### MATERIAL PROVIDED

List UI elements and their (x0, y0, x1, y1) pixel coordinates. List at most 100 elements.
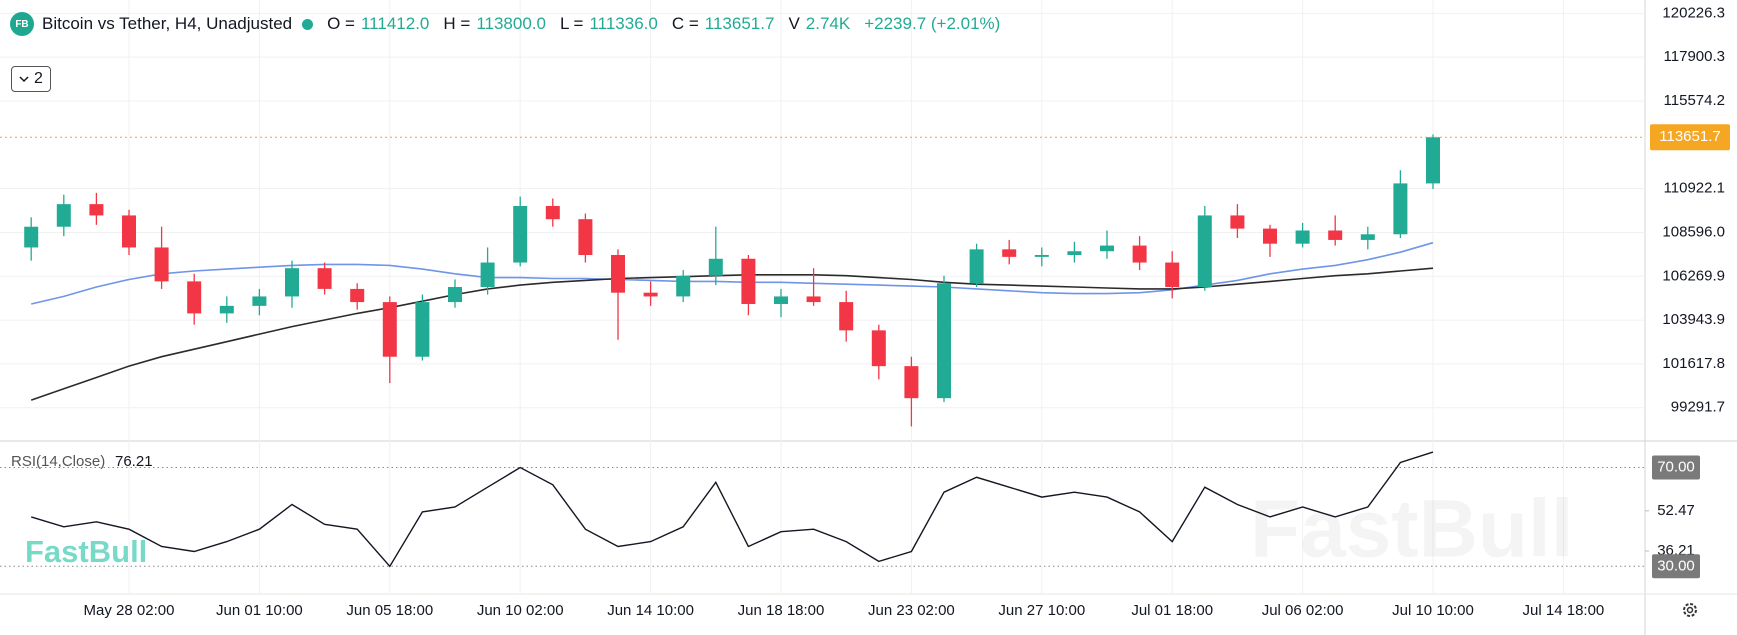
candle-body (1295, 230, 1310, 244)
gear-ring (1683, 603, 1697, 617)
header: FB Bitcoin vs Tether, H4, Unadjusted O =… (10, 12, 1000, 36)
candle-body (513, 206, 528, 263)
candle-body (187, 281, 202, 314)
candle-body (1263, 228, 1277, 244)
x-tick-label: Jul 10 10:00 (1392, 602, 1474, 619)
y-tick-label: 101617.8 (1662, 355, 1725, 372)
rsi-level-tag (1652, 455, 1700, 480)
candle-body (285, 268, 299, 297)
volume-value: 2.74K (805, 14, 851, 33)
candle-body (1328, 230, 1343, 240)
y-tick-label: 30.00 (1657, 557, 1695, 574)
x-tick-label: Jun 23 02:00 (868, 602, 955, 619)
x-tick-label: Jun 14 10:00 (607, 602, 694, 619)
y-tick-label: 117900.3 (1664, 48, 1725, 65)
chevron-icon (19, 76, 29, 83)
watermark: FastBull (1250, 484, 1573, 575)
candle-body (708, 258, 723, 276)
candle-body (741, 258, 756, 304)
candle-body (1230, 215, 1245, 229)
candle-body (415, 302, 430, 357)
x-tick-label: Jun 27 10:00 (998, 602, 1085, 619)
candle-body (252, 296, 267, 306)
y-tick-label: 110922.1 (1664, 180, 1725, 197)
indicator-value: 76.21 (115, 453, 153, 470)
x-tick-label: Jun 05 18:00 (346, 602, 433, 619)
logo: FB (10, 12, 34, 36)
ohlc-label: O = (327, 14, 355, 33)
x-tick-label: Jun 10 02:00 (477, 602, 564, 619)
ohlc-label: H = (443, 14, 471, 33)
y-tick-label: 70.00 (1657, 458, 1695, 475)
indicator-title: RSI(14,Close) (11, 453, 105, 470)
ohlc-value: 111412.0 (360, 14, 430, 33)
moving-average (31, 241, 1434, 305)
y-tick-label: 120226.3 (1662, 4, 1725, 21)
change: +2239.7 (+2.01%) (864, 14, 1001, 33)
candle-body (774, 296, 788, 304)
candle-body (1393, 183, 1408, 235)
candle-body (154, 247, 169, 282)
candle-body (1197, 215, 1212, 288)
candle-body (480, 262, 495, 288)
candle-body (1165, 262, 1180, 288)
candle-body (122, 215, 136, 248)
x-tick-label: Jul 06 02:00 (1262, 602, 1344, 619)
candle-body (643, 292, 658, 297)
candle-body (969, 249, 984, 284)
ohlc-label: C = (671, 14, 699, 33)
candle-body (806, 296, 821, 303)
candle-body (317, 268, 332, 289)
candle-body (382, 302, 397, 357)
candle-body (1100, 245, 1114, 252)
candle-body (904, 366, 919, 399)
rsi-line (30, 451, 1434, 568)
moving-average (30, 267, 1434, 401)
y-tick-label: 52.47 (1657, 502, 1695, 519)
symbol-title[interactable]: Bitcoin vs Tether, H4, Unadjusted (42, 14, 293, 33)
y-tick-label: 115574.2 (1664, 92, 1725, 109)
last-price-tag (1650, 124, 1730, 151)
candle-body (1034, 254, 1049, 257)
status-dot (302, 18, 314, 30)
x-tick-label: Jul 14 18:00 (1523, 602, 1605, 619)
ohlc-label: L = (559, 14, 584, 33)
last-price-label: 113651.7 (1659, 128, 1720, 145)
candle-body (350, 288, 365, 303)
candle-body (24, 226, 39, 248)
y-tick-label: 108596.0 (1662, 223, 1725, 240)
candle-body (611, 254, 625, 293)
candle-body (56, 204, 71, 227)
brand-logo: FastBull (25, 534, 147, 569)
candle-body (871, 330, 886, 367)
candle-body (1360, 234, 1375, 240)
candle-body (545, 206, 560, 220)
ohlc-value: 113651.7 (704, 14, 775, 33)
candle-body (219, 305, 234, 314)
y-tick-label: 99291.7 (1671, 399, 1725, 416)
x-tick-label: Jun 18 18:00 (738, 602, 825, 619)
candle-body (1067, 251, 1082, 255)
candle-body (1426, 137, 1440, 184)
x-tick-label: Jul 01 18:00 (1131, 602, 1213, 619)
candle-body (1002, 249, 1017, 257)
volume-label: V (788, 14, 800, 33)
indicator-count: 2 (34, 70, 43, 87)
candle-body (448, 287, 462, 303)
candle-body (1132, 245, 1147, 263)
y-tick-label: 103943.9 (1662, 311, 1725, 328)
candle-body (839, 302, 854, 331)
candle-body (676, 275, 691, 297)
x-tick-label: Jun 01 10:00 (216, 602, 303, 619)
candle-body (578, 219, 593, 255)
rsi-level-tag (1652, 554, 1700, 579)
indicator-toggle[interactable]: 2 (11, 66, 51, 92)
y-tick-label: 106269.9 (1662, 267, 1725, 284)
gear-hole (1686, 606, 1694, 614)
ohlc-value: 113800.0 (476, 14, 546, 33)
candle-body (937, 283, 951, 399)
settings-button[interactable] (1683, 603, 1697, 617)
candle-body (89, 204, 104, 216)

### TASK DESCRIPTION
Copy out the lines of the entry above exactly, omitting the picture.

### ANSWER TO THE EXERCISE
List UI elements and their (x0, y0, x1, y1) pixel coordinates. List at most 100 elements.
candle-body (1295, 230, 1310, 244)
gear-ring (1683, 603, 1697, 617)
header: FB Bitcoin vs Tether, H4, Unadjusted O =… (10, 12, 1000, 36)
candle-body (513, 206, 528, 263)
candle-body (187, 281, 202, 314)
candle-body (1263, 228, 1277, 244)
x-tick-label: Jul 10 10:00 (1392, 602, 1474, 619)
y-tick-label: 101617.8 (1662, 355, 1725, 372)
rsi-level-tag (1652, 455, 1700, 480)
candle-body (285, 268, 299, 297)
volume-value: 2.74K (805, 14, 851, 33)
candle-body (1328, 230, 1343, 240)
y-tick-label: 30.00 (1657, 557, 1695, 574)
x-tick-label: Jun 23 02:00 (868, 602, 955, 619)
x-tick-label: Jun 14 10:00 (607, 602, 694, 619)
y-tick-label: 117900.3 (1664, 48, 1725, 65)
chevron-icon (19, 76, 29, 83)
watermark: FastBull (1250, 484, 1573, 575)
candle-body (708, 258, 723, 276)
candle-body (741, 258, 756, 304)
candle-body (1230, 215, 1245, 229)
candle-body (415, 302, 430, 357)
x-tick-label: Jun 27 10:00 (998, 602, 1085, 619)
candle-body (252, 296, 267, 306)
y-tick-label: 110922.1 (1664, 180, 1725, 197)
indicator-value: 76.21 (115, 453, 153, 470)
x-tick-label: Jun 05 18:00 (346, 602, 433, 619)
logo: FB (10, 12, 34, 36)
ohlc-label: O = (327, 14, 355, 33)
x-tick-label: Jun 10 02:00 (477, 602, 564, 619)
ohlc-label: H = (443, 14, 471, 33)
y-tick-label: 70.00 (1657, 458, 1695, 475)
indicator-title: RSI(14,Close) (11, 453, 105, 470)
ohlc-value: 111412.0 (360, 14, 430, 33)
moving-average (31, 241, 1434, 305)
y-tick-label: 120226.3 (1662, 4, 1725, 21)
change: +2239.7 (+2.01%) (864, 14, 1001, 33)
candle-body (774, 296, 788, 304)
candle-body (1393, 183, 1408, 235)
candle-body (154, 247, 169, 282)
candle-body (1197, 215, 1212, 288)
candle-body (480, 262, 495, 288)
candle-body (1165, 262, 1180, 288)
candle-body (122, 215, 136, 248)
x-tick-label: Jul 06 02:00 (1262, 602, 1344, 619)
candle-body (643, 292, 658, 297)
candle-body (969, 249, 984, 284)
ohlc-label: C = (671, 14, 699, 33)
candle-body (806, 296, 821, 303)
candle-body (317, 268, 332, 289)
candle-body (382, 302, 397, 357)
candle-body (1100, 245, 1114, 252)
candle-body (904, 366, 919, 399)
rsi-line (30, 451, 1434, 568)
moving-average (30, 267, 1434, 401)
y-tick-label: 52.47 (1657, 502, 1695, 519)
symbol-title[interactable]: Bitcoin vs Tether, H4, Unadjusted (42, 14, 293, 33)
y-tick-label: 115574.2 (1664, 92, 1725, 109)
last-price-tag (1650, 124, 1730, 151)
candle-body (1034, 254, 1049, 257)
status-dot (302, 18, 314, 30)
x-tick-label: Jul 14 18:00 (1523, 602, 1605, 619)
ohlc-label: L = (559, 14, 584, 33)
last-price-label: 113651.7 (1659, 128, 1720, 145)
candle-body (350, 288, 365, 303)
candle-body (24, 226, 39, 248)
y-tick-label: 108596.0 (1662, 223, 1725, 240)
candle-body (611, 254, 625, 293)
candle-body (56, 204, 71, 227)
brand-logo: FastBull (25, 534, 147, 569)
candle-body (871, 330, 886, 367)
candle-body (1360, 234, 1375, 240)
candle-body (545, 206, 560, 220)
ohlc-value: 113651.7 (704, 14, 775, 33)
candle-body (219, 305, 234, 314)
y-tick-label: 99291.7 (1671, 399, 1725, 416)
x-tick-label: Jun 18 18:00 (738, 602, 825, 619)
candle-body (1067, 251, 1082, 255)
candle-body (1426, 137, 1440, 184)
x-tick-label: Jul 01 18:00 (1131, 602, 1213, 619)
candle-body (1002, 249, 1017, 257)
volume-label: V (788, 14, 800, 33)
indicator-count: 2 (34, 70, 43, 87)
candle-body (448, 287, 462, 303)
candle-body (1132, 245, 1147, 263)
y-tick-label: 103943.9 (1662, 311, 1725, 328)
candle-body (839, 302, 854, 331)
candle-body (676, 275, 691, 297)
x-tick-label: Jun 01 10:00 (216, 602, 303, 619)
candle-body (578, 219, 593, 255)
rsi-level-tag (1652, 554, 1700, 579)
indicator-toggle[interactable]: 2 (11, 66, 51, 92)
y-tick-label: 106269.9 (1662, 267, 1725, 284)
gear-hole (1686, 606, 1694, 614)
ohlc-value: 113800.0 (476, 14, 546, 33)
candle-body (937, 283, 951, 399)
settings-button[interactable] (1683, 603, 1697, 617)
candle-body (89, 204, 104, 216)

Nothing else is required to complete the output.